◆ Material shown:
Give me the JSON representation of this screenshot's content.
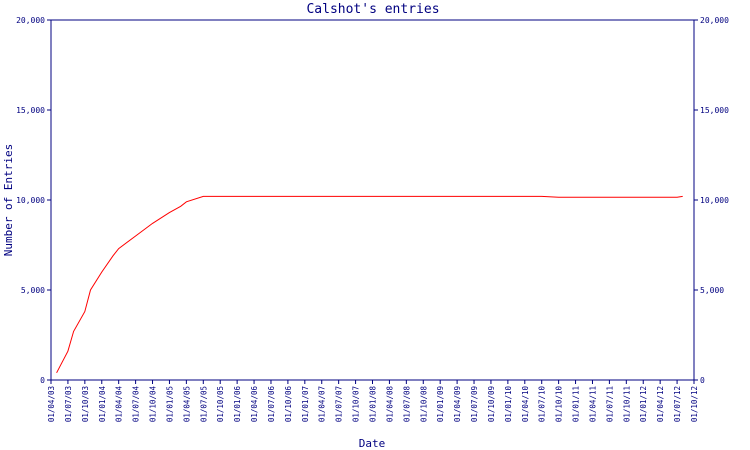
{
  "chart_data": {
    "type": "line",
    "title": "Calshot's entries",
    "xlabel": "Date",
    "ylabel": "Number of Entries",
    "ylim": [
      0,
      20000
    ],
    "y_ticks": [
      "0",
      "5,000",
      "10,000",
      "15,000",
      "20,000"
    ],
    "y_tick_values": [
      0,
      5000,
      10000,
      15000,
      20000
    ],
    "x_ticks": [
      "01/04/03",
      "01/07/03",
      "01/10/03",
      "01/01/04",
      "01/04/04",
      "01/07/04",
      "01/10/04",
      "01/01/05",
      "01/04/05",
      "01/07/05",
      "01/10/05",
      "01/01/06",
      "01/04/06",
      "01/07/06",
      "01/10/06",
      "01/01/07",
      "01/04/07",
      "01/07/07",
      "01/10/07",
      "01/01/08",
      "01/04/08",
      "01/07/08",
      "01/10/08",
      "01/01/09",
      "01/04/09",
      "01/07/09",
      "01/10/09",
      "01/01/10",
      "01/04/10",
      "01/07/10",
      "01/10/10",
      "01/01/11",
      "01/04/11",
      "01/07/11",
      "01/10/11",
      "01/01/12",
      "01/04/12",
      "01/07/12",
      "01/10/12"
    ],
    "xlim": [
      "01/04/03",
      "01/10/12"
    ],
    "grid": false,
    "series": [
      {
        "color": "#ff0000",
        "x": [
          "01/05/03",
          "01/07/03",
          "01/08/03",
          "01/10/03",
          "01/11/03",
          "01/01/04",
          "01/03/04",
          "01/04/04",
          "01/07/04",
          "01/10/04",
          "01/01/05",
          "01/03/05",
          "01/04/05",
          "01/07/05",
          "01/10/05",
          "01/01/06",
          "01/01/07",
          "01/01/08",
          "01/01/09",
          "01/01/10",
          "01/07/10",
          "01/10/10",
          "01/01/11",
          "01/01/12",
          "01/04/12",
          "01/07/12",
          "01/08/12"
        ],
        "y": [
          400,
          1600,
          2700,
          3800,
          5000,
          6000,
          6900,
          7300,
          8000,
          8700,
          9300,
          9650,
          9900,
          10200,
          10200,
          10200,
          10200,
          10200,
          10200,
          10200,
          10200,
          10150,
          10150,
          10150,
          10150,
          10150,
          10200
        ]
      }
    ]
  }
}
* * *
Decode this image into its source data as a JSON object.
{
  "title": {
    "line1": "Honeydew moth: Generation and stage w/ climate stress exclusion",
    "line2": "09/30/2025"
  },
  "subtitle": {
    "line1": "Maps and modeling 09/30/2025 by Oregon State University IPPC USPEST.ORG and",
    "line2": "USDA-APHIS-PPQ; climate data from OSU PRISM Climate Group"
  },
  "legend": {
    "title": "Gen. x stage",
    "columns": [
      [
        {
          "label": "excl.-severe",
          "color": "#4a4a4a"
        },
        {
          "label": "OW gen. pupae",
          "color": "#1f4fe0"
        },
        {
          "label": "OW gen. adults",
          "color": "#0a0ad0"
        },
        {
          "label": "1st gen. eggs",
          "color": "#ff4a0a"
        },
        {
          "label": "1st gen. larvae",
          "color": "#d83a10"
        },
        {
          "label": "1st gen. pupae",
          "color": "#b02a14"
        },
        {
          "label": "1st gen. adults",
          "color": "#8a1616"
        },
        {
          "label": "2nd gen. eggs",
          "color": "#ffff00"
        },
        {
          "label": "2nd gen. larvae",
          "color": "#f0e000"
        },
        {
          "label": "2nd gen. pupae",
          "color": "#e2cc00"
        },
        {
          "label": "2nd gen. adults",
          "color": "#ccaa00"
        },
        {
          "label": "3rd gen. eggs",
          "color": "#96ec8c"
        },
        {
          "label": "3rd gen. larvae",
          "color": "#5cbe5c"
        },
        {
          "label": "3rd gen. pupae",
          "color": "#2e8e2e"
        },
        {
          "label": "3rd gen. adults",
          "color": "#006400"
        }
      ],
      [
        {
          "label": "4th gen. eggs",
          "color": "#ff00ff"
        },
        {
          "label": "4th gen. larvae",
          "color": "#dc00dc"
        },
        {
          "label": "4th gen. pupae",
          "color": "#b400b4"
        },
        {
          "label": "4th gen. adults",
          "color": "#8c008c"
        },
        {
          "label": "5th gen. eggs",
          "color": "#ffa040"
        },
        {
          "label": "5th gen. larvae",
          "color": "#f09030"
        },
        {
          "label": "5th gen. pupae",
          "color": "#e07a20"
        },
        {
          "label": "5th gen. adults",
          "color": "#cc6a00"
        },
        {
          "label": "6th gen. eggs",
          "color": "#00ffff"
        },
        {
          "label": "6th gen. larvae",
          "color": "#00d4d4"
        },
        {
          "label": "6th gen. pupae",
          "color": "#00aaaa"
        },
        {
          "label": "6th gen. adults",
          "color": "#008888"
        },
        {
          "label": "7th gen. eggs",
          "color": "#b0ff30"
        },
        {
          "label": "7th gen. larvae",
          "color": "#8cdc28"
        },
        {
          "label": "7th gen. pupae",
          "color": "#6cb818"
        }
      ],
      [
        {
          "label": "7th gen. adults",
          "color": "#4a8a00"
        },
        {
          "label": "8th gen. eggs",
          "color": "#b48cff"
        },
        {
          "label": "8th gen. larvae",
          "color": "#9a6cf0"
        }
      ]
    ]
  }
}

◆ What you will do: In the listing above, find each line with the word "adults" and copy it.

◆ Reply:
          "label": "OW gen. adults",
          "label": "1st gen. adults",
          "label": "2nd gen. adults",
          "label": "3rd gen. adults",
          "label": "4th gen. adults",
          "label": "5th gen. adults",
          "label": "6th gen. adults",
          "label": "7th gen. adults",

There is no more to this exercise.